◆ **Given request**
Please extract the lines starting at the one containing "Localize all elements." and ending at the one containing "- slide-title: RTSP", reproducing each one word for word and leaving the pictures out.

◆ **Given records**

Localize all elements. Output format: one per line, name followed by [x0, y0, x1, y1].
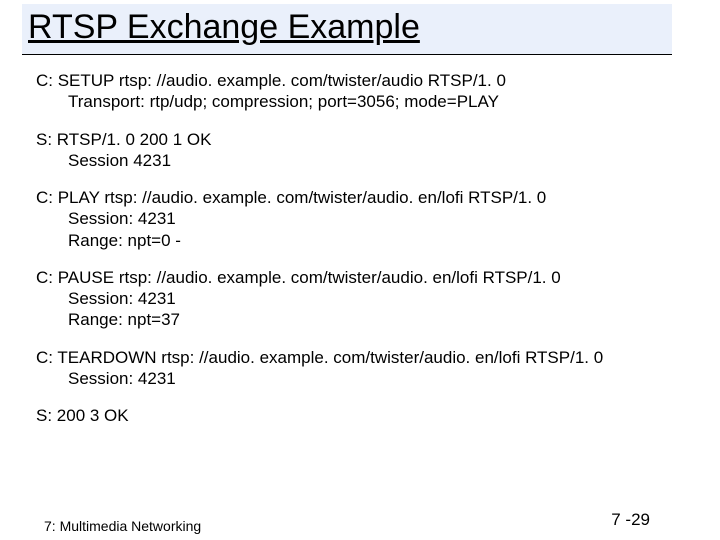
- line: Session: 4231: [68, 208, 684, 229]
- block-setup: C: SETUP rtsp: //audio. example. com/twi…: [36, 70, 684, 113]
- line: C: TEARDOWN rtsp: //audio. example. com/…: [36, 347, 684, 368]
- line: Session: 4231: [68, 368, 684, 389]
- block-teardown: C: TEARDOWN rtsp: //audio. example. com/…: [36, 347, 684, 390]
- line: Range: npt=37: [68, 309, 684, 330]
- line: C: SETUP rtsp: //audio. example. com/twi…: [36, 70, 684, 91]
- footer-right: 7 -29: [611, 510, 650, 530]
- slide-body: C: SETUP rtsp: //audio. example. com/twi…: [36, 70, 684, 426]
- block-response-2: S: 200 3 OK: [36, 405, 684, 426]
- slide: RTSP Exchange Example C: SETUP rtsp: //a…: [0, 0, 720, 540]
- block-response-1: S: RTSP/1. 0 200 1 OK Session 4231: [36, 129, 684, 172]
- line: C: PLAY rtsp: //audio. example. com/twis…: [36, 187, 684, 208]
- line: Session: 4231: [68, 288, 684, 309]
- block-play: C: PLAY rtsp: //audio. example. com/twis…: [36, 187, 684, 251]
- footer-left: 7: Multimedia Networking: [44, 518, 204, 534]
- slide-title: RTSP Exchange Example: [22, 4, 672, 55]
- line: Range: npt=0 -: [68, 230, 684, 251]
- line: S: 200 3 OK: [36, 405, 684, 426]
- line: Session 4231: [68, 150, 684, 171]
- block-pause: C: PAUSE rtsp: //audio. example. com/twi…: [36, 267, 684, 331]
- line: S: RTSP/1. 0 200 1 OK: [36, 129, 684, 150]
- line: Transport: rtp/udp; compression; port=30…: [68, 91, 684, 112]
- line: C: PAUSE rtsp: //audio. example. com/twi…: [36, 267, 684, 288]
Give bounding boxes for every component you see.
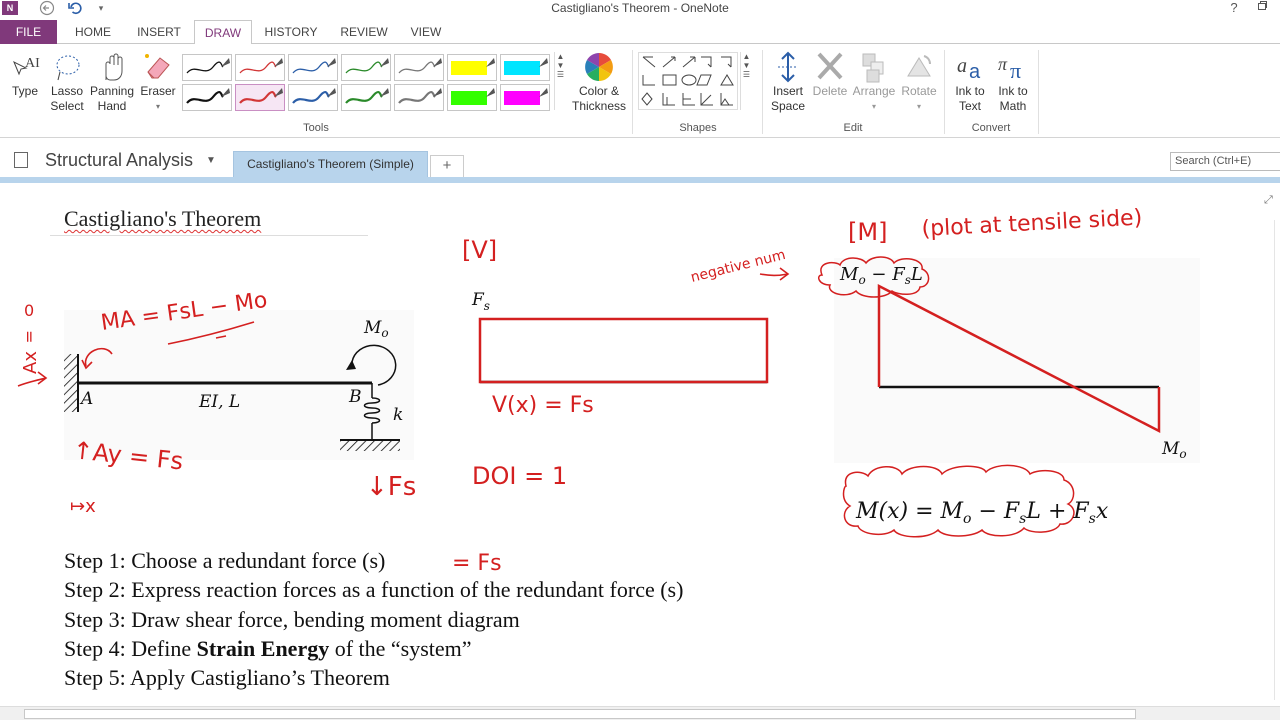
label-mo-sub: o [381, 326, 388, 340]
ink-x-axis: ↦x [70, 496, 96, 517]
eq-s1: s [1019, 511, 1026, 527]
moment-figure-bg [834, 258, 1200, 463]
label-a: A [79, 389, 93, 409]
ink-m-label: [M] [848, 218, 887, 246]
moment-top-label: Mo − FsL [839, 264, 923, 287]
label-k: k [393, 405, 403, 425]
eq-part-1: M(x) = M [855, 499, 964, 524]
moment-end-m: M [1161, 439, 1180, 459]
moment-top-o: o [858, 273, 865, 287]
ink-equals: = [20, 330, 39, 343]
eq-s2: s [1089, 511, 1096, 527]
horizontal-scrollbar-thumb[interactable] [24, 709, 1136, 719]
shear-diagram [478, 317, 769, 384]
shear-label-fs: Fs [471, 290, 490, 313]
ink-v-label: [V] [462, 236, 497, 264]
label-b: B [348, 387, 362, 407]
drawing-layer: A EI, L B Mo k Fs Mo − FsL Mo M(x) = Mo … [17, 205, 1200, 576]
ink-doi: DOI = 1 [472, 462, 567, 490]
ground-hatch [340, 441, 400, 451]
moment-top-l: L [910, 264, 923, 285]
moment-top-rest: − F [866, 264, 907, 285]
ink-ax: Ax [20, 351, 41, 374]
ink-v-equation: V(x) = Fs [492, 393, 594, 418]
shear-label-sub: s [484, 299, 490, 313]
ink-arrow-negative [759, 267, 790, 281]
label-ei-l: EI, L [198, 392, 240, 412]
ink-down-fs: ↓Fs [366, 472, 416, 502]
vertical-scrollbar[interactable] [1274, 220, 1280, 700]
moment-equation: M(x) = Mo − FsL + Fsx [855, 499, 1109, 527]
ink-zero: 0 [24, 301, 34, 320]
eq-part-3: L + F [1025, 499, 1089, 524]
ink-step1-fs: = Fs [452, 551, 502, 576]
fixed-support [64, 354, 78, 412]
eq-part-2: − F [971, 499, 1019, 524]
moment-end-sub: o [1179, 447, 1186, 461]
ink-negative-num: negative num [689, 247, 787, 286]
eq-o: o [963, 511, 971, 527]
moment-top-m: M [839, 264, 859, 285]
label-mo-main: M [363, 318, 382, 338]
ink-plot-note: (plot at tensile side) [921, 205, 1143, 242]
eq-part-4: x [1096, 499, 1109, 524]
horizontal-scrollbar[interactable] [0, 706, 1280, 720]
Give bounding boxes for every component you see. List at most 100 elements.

* * *

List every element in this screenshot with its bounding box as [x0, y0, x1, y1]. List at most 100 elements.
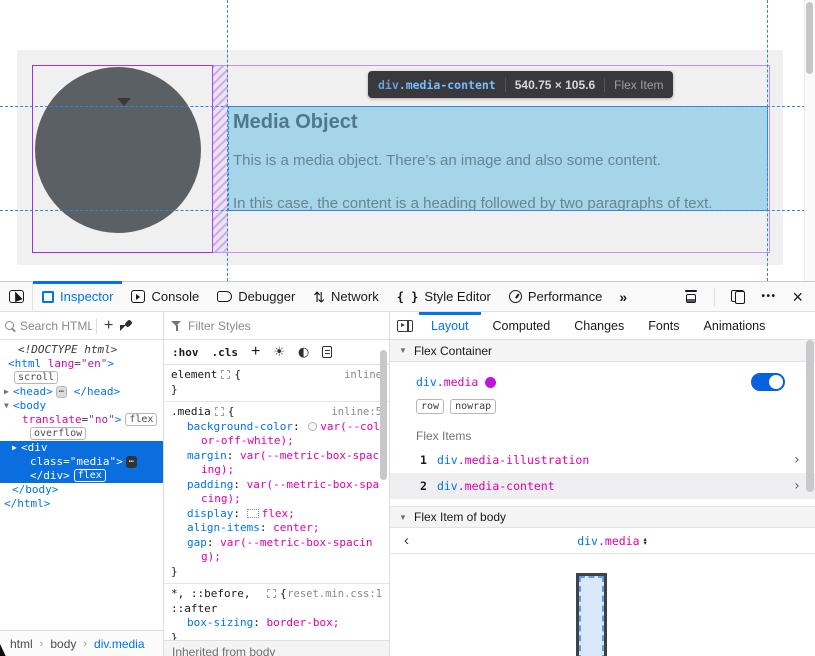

◆ **Response**
Localize all elements. Output format: one per line, name followed by [x0, y0, x1, y1].
- line: Session: 4231: [68, 208, 684, 229]
- block-setup: C: SETUP rtsp: //audio. example. com/twi…: [36, 70, 684, 113]
- line: C: TEARDOWN rtsp: //audio. example. com/…: [36, 347, 684, 368]
- line: Session: 4231: [68, 368, 684, 389]
- block-teardown: C: TEARDOWN rtsp: //audio. example. com/…: [36, 347, 684, 390]
- line: Range: npt=37: [68, 309, 684, 330]
- line: C: SETUP rtsp: //audio. example. com/twi…: [36, 70, 684, 91]
- footer-right: 7 -29: [611, 510, 650, 530]
- slide-body: C: SETUP rtsp: //audio. example. com/twi…: [36, 70, 684, 426]
- block-response-2: S: 200 3 OK: [36, 405, 684, 426]
- slide: RTSP Exchange Example C: SETUP rtsp: //a…: [0, 0, 720, 540]
- block-response-1: S: RTSP/1. 0 200 1 OK Session 4231: [36, 129, 684, 172]
- line: C: PLAY rtsp: //audio. example. com/twis…: [36, 187, 684, 208]
- line: Session: 4231: [68, 288, 684, 309]
- block-play: C: PLAY rtsp: //audio. example. com/twis…: [36, 187, 684, 251]
- footer-left: 7: Multimedia Networking: [44, 518, 204, 534]
- slide-title: RTSP Exchange Example: [22, 4, 672, 55]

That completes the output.